- Requirements: For each line that holds "from", copy the line out.

• • •

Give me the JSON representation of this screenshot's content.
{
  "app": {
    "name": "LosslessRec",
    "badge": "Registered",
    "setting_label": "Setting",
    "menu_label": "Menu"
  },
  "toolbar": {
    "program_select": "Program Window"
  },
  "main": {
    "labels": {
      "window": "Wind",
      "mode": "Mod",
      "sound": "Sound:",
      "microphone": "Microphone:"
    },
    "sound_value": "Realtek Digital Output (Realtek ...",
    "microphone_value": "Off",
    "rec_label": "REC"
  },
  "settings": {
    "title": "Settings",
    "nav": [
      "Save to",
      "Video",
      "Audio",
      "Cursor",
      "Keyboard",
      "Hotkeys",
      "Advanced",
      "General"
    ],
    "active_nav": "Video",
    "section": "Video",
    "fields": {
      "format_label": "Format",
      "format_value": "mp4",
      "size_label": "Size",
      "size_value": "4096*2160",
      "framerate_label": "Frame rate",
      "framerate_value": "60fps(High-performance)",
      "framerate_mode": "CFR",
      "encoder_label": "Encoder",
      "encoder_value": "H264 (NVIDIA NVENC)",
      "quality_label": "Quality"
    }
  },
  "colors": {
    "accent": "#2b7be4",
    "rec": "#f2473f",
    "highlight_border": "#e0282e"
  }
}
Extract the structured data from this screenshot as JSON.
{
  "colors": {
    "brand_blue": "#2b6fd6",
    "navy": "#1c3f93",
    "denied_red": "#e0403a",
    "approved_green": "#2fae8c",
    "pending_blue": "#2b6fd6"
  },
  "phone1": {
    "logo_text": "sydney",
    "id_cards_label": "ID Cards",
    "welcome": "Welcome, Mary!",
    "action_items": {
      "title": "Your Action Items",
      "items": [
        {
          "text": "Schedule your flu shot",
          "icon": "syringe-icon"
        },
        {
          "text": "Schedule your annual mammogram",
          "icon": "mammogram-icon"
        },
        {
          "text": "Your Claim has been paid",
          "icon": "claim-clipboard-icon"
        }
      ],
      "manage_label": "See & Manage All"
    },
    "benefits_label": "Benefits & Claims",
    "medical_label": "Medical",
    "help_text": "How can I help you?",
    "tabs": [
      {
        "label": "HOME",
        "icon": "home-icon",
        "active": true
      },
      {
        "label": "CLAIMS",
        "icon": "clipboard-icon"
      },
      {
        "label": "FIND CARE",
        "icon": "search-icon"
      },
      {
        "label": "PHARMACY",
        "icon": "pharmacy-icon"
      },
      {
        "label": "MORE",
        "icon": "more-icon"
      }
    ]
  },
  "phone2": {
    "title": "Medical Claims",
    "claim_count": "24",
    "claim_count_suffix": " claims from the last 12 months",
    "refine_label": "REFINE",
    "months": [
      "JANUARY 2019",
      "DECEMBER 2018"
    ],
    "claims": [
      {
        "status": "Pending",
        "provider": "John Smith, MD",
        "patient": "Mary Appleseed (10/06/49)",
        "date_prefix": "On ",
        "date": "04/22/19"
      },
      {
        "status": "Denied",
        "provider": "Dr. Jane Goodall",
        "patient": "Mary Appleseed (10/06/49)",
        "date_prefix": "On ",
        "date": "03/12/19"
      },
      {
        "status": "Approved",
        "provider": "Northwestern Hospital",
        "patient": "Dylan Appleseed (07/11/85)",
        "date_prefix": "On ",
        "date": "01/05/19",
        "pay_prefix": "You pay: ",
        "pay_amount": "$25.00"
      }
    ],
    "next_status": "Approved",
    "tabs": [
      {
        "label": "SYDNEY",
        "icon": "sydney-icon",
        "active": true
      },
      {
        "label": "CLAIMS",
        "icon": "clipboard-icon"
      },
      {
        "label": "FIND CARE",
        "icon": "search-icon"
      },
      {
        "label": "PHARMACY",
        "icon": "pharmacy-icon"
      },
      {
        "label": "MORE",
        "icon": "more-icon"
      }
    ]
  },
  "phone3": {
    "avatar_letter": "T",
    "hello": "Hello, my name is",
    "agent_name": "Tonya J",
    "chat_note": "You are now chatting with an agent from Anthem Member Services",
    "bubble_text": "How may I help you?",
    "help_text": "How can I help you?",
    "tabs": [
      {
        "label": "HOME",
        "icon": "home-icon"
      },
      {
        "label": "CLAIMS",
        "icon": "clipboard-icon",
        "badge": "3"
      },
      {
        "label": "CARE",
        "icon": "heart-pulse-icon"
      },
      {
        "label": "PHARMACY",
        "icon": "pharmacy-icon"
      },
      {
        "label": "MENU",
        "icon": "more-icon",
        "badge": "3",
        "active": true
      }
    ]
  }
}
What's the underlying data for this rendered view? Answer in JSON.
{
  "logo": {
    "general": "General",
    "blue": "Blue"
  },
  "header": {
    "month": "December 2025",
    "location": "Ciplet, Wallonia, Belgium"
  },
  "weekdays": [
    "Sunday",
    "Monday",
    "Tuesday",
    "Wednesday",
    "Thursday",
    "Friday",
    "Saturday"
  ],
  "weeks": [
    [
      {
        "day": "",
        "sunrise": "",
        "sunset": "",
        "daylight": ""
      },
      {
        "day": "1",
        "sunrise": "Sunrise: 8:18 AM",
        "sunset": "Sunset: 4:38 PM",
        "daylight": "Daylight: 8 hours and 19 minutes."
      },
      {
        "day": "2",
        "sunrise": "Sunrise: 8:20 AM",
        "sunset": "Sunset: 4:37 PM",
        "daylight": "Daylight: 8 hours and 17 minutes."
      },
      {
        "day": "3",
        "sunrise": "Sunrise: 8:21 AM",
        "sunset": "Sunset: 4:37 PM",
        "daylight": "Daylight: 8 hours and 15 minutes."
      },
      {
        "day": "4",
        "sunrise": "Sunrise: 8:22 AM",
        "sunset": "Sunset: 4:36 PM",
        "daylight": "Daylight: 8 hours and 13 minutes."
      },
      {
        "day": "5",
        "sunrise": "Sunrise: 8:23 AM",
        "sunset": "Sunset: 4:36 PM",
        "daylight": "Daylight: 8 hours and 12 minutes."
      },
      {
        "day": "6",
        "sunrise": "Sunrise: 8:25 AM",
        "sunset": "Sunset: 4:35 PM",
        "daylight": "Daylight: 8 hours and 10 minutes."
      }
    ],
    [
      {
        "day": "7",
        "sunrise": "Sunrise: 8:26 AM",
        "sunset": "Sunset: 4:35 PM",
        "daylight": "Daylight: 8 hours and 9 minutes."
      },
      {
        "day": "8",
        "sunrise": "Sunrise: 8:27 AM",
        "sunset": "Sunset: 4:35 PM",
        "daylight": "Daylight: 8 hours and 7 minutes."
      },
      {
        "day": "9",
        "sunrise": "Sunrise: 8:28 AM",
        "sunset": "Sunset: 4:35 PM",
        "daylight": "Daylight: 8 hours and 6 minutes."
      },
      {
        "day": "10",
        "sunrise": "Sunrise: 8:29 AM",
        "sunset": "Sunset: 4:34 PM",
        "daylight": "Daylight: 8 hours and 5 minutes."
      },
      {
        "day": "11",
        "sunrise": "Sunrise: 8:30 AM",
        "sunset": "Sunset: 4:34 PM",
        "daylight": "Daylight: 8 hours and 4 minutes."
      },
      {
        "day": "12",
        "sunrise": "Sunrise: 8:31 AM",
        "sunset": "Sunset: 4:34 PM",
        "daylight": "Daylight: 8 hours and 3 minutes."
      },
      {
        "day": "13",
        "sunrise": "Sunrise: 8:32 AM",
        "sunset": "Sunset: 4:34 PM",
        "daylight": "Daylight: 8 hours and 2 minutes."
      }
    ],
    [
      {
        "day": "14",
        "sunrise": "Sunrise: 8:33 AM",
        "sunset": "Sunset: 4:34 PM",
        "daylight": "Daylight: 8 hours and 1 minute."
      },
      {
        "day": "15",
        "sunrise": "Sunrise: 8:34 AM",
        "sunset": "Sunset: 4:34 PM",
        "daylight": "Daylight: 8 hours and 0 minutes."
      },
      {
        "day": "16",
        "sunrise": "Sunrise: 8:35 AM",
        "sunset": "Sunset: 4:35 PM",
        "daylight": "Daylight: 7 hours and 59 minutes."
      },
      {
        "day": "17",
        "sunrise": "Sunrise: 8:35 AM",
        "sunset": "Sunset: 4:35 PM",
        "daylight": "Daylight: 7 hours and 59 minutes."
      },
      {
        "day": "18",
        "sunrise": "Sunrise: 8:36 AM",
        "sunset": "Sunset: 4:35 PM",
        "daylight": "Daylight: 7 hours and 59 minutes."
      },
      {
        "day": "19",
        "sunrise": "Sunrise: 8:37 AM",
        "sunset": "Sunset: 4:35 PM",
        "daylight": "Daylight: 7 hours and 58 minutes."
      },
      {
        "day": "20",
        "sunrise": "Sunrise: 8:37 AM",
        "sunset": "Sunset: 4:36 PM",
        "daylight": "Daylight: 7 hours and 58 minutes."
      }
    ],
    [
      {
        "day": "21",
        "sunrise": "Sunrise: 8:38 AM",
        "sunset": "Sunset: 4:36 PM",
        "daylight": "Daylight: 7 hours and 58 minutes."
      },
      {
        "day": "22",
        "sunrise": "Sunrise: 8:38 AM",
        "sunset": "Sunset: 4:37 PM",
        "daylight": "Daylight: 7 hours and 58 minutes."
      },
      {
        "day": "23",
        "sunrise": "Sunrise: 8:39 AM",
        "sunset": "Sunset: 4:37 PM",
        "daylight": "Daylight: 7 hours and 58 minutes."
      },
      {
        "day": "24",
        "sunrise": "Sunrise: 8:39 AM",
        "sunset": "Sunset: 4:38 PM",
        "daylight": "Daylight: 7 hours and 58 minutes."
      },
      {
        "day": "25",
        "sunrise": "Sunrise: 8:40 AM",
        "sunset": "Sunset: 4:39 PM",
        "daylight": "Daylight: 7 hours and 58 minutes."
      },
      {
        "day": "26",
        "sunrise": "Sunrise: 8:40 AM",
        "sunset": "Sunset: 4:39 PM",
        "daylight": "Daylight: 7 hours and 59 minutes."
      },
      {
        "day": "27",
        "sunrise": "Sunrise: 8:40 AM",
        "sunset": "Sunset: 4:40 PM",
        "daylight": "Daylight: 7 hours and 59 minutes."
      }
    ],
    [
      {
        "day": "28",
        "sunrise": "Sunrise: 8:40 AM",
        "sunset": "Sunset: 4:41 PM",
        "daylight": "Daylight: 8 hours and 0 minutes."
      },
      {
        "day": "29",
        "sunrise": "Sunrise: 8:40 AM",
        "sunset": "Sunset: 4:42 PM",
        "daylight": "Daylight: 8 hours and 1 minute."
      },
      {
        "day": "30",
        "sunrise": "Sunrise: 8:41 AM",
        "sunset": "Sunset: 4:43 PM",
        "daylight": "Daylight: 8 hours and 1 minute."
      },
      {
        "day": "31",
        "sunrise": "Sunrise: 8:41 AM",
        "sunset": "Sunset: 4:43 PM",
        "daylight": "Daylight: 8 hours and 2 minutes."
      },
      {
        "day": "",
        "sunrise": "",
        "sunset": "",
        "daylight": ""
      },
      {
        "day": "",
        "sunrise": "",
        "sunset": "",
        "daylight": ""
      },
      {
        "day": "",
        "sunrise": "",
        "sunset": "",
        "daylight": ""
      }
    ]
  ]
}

• • •

- Exercise response:
Extract the structured data from this screenshot as JSON.
    "claim_count_suffix": " claims from the last 12 months",
    "chat_note": "You are now chatting with an agent from Anthem Member Services",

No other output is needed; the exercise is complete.